[begin Information supplied]

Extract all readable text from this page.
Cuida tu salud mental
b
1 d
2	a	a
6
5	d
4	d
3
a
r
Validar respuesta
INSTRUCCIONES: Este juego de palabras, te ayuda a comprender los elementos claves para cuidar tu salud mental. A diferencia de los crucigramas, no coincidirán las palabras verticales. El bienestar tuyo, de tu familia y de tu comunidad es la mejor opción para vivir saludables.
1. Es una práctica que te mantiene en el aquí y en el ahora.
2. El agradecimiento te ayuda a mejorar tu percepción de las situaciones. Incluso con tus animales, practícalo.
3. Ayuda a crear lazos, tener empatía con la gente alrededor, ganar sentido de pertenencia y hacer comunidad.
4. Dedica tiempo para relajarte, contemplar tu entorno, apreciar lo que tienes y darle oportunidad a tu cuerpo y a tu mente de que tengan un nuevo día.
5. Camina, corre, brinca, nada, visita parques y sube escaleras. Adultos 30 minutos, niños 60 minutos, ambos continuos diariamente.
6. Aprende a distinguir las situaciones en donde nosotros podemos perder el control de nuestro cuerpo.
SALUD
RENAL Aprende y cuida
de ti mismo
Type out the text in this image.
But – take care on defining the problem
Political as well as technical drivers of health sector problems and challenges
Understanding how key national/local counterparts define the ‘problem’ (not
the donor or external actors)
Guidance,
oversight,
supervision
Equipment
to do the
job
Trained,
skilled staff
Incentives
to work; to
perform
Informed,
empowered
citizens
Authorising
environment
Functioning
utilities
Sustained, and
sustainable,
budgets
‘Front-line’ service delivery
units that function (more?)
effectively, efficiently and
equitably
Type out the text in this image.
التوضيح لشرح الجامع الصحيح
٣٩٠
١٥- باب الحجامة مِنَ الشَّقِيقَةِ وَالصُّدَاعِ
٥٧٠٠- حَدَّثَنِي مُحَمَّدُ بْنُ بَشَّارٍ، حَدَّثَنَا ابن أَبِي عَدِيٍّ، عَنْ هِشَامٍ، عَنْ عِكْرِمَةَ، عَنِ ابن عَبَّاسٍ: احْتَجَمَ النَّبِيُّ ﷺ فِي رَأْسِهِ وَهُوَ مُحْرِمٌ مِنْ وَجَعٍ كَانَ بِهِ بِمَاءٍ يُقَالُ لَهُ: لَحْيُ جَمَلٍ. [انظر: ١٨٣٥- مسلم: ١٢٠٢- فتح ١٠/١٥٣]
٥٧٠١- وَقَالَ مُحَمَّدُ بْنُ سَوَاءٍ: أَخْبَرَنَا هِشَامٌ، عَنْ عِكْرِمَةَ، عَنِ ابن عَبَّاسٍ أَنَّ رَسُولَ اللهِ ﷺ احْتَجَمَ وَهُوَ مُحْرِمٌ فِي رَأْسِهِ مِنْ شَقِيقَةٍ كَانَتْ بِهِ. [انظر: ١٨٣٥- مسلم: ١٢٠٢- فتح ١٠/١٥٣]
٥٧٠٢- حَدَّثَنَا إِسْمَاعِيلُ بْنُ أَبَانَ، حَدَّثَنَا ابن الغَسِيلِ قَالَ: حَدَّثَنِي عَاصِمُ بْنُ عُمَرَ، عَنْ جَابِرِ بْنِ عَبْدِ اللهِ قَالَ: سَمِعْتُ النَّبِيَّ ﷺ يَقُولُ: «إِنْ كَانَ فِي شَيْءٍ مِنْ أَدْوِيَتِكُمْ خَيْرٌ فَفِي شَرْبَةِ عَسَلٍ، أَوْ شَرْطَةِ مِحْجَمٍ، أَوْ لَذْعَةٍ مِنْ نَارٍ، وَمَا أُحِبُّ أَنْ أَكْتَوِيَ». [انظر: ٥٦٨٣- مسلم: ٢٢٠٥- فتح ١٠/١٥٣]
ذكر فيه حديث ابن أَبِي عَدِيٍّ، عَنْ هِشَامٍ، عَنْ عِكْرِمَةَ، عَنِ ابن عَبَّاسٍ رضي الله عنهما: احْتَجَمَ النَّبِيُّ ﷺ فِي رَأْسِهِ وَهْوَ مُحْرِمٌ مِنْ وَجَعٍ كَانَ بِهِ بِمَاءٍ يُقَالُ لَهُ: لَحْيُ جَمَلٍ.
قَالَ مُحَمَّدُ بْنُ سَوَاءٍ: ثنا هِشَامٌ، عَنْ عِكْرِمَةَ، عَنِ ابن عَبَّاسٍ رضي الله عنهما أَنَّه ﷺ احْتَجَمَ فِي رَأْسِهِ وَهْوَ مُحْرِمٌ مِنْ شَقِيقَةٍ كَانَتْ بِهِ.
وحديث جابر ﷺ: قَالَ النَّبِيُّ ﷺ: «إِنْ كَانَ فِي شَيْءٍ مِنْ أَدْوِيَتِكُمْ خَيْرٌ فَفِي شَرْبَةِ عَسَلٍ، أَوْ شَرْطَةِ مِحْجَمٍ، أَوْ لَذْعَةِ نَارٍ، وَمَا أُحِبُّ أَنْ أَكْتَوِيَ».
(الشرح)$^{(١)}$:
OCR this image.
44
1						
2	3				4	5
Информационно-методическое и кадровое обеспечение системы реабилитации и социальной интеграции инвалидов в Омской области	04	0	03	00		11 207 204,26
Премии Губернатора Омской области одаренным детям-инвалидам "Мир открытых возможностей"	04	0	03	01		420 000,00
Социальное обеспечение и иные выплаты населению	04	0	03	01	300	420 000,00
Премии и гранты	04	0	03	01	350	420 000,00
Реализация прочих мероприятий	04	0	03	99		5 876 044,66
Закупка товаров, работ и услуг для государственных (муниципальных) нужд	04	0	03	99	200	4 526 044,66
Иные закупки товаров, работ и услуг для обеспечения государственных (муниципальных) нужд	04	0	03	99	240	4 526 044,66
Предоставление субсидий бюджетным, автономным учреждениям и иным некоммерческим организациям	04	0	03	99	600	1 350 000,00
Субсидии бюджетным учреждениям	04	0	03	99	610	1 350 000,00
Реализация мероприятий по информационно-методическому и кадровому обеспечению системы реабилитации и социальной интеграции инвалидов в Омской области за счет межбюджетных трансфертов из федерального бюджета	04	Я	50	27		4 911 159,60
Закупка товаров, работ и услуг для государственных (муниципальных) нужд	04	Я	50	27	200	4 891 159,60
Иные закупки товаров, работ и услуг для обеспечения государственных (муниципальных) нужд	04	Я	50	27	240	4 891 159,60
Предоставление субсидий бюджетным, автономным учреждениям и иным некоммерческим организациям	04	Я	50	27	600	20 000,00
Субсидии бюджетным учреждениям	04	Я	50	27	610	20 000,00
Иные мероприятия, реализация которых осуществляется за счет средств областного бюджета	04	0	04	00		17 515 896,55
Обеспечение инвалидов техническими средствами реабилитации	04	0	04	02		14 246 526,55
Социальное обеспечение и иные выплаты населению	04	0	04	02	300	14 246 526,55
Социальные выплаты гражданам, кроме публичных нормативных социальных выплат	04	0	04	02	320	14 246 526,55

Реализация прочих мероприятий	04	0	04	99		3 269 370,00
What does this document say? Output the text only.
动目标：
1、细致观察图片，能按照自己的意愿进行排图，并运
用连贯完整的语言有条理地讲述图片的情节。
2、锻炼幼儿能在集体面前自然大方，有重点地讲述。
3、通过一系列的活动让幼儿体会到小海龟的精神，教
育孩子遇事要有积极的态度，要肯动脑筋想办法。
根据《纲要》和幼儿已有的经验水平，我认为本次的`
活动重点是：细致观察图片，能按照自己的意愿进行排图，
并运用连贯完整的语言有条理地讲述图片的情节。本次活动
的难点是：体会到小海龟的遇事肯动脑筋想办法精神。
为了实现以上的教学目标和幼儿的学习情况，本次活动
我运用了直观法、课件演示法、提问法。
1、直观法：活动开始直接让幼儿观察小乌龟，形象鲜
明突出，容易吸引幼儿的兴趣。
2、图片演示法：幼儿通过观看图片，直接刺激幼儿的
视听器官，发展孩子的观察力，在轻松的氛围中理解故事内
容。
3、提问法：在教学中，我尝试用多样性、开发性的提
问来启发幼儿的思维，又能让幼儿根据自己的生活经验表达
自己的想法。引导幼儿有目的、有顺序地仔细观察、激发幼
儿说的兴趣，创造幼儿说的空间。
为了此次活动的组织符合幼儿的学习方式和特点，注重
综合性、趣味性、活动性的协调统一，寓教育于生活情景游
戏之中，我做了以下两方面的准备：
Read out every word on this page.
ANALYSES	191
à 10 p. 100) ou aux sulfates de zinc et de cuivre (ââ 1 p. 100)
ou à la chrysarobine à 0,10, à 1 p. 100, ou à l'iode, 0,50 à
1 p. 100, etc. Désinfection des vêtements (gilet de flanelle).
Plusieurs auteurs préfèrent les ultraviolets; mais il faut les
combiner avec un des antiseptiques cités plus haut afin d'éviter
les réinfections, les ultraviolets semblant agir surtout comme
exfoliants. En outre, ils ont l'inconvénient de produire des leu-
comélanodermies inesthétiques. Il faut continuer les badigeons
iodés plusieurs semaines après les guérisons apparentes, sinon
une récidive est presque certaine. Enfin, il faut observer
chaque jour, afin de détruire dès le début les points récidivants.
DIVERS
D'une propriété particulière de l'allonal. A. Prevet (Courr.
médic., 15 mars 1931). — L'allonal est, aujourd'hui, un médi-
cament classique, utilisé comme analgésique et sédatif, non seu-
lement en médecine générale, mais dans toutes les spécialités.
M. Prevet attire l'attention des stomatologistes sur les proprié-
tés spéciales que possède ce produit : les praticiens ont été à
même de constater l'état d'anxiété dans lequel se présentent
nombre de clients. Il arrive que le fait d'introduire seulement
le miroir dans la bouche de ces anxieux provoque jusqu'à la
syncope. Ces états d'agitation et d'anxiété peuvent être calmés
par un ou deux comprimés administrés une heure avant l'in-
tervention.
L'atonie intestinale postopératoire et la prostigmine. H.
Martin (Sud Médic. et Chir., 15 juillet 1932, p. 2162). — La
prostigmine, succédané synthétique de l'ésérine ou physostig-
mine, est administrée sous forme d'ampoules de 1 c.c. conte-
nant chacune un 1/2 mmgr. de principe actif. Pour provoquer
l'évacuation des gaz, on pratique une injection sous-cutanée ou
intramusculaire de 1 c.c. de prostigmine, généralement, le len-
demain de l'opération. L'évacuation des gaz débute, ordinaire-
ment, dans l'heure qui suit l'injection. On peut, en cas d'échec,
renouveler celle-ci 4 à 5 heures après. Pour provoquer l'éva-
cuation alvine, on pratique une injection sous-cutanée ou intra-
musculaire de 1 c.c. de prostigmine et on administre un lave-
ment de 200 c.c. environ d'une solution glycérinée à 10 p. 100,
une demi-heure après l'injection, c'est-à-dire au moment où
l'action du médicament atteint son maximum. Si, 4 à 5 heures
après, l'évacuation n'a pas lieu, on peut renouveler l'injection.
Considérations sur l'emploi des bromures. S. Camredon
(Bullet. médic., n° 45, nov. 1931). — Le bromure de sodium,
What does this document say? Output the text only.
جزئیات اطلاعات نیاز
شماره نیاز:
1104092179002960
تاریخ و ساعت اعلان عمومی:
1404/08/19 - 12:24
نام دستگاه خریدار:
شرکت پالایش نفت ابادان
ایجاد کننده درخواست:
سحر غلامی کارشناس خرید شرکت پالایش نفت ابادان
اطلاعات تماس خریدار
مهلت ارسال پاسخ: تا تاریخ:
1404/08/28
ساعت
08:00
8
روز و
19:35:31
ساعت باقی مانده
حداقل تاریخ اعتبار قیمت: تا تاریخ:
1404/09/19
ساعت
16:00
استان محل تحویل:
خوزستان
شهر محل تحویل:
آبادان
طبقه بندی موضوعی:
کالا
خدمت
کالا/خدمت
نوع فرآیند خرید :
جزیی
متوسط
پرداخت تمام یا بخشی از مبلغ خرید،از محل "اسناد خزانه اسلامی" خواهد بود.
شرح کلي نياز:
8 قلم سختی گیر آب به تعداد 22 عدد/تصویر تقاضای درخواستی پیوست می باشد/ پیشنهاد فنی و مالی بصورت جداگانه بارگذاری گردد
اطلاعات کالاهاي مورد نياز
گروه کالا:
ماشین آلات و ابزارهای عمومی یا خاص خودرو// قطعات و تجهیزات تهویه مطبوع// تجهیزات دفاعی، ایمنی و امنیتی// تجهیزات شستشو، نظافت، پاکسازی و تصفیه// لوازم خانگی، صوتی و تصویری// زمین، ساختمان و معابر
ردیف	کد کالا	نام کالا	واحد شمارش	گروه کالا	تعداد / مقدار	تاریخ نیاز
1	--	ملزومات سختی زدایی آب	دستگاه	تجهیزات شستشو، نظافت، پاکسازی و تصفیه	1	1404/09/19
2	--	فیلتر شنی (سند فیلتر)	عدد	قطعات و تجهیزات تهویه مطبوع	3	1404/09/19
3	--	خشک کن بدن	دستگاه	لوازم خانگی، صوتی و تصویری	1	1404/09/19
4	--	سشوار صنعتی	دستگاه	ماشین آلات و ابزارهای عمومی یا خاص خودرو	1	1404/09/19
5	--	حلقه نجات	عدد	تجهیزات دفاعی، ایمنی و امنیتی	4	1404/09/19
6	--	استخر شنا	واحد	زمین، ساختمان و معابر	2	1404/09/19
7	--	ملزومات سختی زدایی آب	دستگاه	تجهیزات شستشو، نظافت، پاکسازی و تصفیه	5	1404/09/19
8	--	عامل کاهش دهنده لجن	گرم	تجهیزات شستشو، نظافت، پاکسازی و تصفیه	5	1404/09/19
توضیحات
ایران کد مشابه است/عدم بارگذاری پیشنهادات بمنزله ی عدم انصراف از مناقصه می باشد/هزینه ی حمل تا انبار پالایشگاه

[end Information supplied]

Copy each line above that contains the word "социальной".

Solution for this exercise:
Информационно-методическое и кадровое обеспечение системы реабилитации и социальной интеграции инвалидов в Омской области	04	0	03	00		11 207 204,26
Реализация мероприятий по информационно-методическому и кадровому обеспечению системы реабилитации и социальной интеграции инвалидов в Омской области за счет межбюджетных трансфертов из федерального бюджета	04	Я	50	27		4 911 159,60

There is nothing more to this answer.